▶ [AUFGABE]
Führe den unten stehenden Textauszug über die Transparenz muslimischer Organisationen und das Konzept „Vertrauensbildende Maßnahmen“ weiter. Schließe direkt an seinen letzten Satz an.

▶ [TEXTAUSZUG]
****************************************

In diesem Sinne fehlt es der Forderung nach mehr „Transparenz muslimischer Organisationen in Deutschland“ an der Substanz. Diese pflegen nämlich schon seit Jahren eine Offenheit gegenüber der Mehrheitsgesellschaft, wie sie von Kirchen oder anderen nicht-muslimischen Institutionen nicht gefordert wird. Die islamischen Religionsgemeinschaften kommen den rechtlichen Maßgaben wie jede andere Institution selbstverständlich nach. Weitergehende Forderungen entbehren einer rechtlichen Grundlage und führen letztendlich nicht zu einem größeren Verständnis zwischen Mehrheitsgesellschaft und islamischen Religionsgemeinschaften. Vielmehr wird der Verdacht der unlauteren Arbeit dadurch eher verfestigt.
Konzept „Vertrauensbildende Maßnahmen“
Der Islamrat trägt das zwischen den Sicherheitsbehörden von Bund und Ländern, der Ditib und dem ZMD durchgeführte Konzept „Vertrauensbildende Maßnahmen“ nicht. Dabei handelt es sich um einen öffentlichkeitswirksam geführten Dialog zwischen den für den Staatsschutz und Terrorismusbekämpfung verantwortlichen Dienststellen der Sicherheitsbehörden und den genannten Verbänden.

****************************************

▶ [BEREITGESTELLTE DATEN]
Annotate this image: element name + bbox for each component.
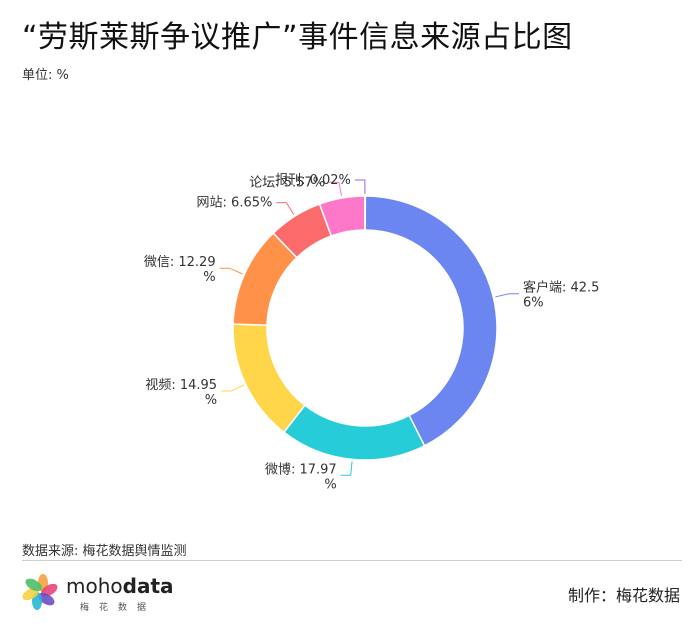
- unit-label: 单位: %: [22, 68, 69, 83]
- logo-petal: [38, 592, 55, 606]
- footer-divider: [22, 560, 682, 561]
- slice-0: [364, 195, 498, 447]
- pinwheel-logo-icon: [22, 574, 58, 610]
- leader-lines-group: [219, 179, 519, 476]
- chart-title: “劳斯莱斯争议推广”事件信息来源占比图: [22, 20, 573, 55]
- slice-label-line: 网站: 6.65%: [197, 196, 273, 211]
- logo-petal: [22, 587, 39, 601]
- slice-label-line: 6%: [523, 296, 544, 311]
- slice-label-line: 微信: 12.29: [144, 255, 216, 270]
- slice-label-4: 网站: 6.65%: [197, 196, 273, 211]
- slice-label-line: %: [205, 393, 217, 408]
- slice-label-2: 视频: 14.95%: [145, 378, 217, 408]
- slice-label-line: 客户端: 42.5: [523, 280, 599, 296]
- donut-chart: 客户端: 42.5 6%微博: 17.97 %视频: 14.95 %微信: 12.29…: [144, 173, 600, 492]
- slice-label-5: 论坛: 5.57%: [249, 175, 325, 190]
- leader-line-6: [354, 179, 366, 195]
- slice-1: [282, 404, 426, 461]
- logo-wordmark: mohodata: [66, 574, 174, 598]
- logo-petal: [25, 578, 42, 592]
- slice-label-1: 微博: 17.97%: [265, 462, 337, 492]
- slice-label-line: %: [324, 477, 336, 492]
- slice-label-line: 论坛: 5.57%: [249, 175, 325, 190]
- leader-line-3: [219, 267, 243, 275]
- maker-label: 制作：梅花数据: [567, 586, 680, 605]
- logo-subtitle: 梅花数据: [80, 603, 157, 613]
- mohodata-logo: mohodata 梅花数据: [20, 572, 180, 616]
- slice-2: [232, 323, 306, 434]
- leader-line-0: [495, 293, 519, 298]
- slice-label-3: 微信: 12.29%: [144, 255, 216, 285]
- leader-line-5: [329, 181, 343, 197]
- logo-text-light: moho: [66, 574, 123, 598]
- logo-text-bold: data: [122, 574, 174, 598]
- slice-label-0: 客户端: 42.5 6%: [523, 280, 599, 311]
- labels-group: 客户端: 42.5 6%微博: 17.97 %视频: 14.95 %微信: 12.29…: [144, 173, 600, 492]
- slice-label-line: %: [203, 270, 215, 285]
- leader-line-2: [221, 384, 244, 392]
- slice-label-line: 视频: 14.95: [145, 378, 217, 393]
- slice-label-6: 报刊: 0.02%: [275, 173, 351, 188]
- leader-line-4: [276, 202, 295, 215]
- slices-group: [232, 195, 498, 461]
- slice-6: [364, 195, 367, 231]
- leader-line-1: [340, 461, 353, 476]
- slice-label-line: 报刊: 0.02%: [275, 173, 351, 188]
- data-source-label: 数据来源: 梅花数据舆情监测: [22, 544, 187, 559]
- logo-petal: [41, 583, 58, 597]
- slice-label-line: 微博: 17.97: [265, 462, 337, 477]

****************************************

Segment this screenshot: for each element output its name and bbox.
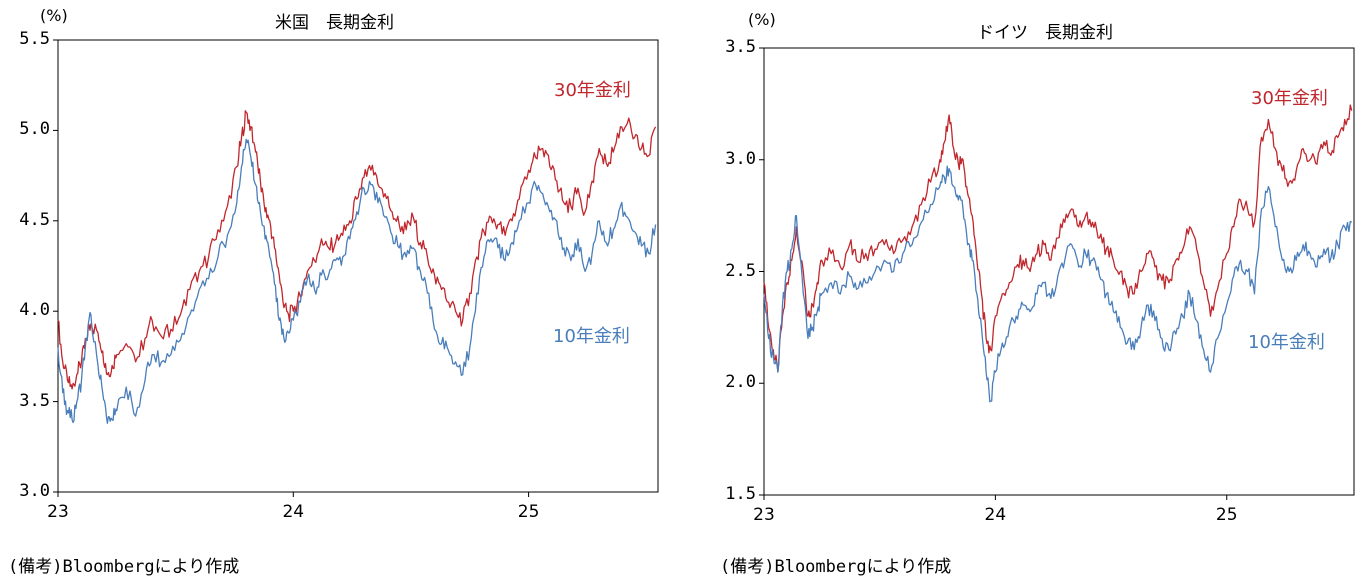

****************************************

▶ [ANTWORT]
Entgegen der vorgegebenen Intention, einem Generalverdacht vorzubeugen, verstärken diese Maßnahmen den Verdacht erst und können diese schon dem Konzept nach gar nicht verneinen. Denn sie setzen bei der „Verdächtigung“ an. Die den Sicherheitsbehörden zugewiesenen Aufgaben, der Organisationsrahmen und die Begriffswelt bestimmen diese Prägungen und setzen diese für den sogenannten Dialog voraus. Daher können die Sicherheitsbehörden gar nicht als Vermittler zwischen Muslimen und Mehrheitsgesellschaft fungieren. So stärken Äußerungen in öffentlichkeitswirksamen Presseerklärungen, wonach „intern zu den Erfolgen der Kooperation die Tatsache [ge]zählt, dass nach Einschätzung von Sicherheitsbehörden derzeit keine unmittelbare Terrorgefahr aus dem Umfeld von Moscheen und muslimischen Predigern in Deutschland ausgeht“ [v] den Generalverdacht gegenüber Muslimen im Allgemeinen.
Publikationsprojekt „Muslime für Freiheit und Vielfalt“
Der Islamrat beteiligt sich auch nicht an dem Publikationsprojekt „Muslime für Freiheit und Vielfalt“. Die erstmals unter dem Arbeitstitel „Muslime gegen Terror“ im Gesprächskreis in Erscheinung getretene Publikation soll ihrer Zielsetzung nach „Muslime wie Nichtmuslime in Deutschland über den Islam und seine Rolle im Leben der Muslime“ informieren. Dabei soll als Vorbild für diese Publikation das Präventionsprojekt des DFBs gegen Rassismus dienen. Somit wäre dieses Projekt auch das einzige, bei der die DIK ihre Bereitschaft erklärt eine Zusammenarbeit mit den islamischen Religionsgemeinschaften unter Hinnahme ihres Selbstverständnisses einzugehen.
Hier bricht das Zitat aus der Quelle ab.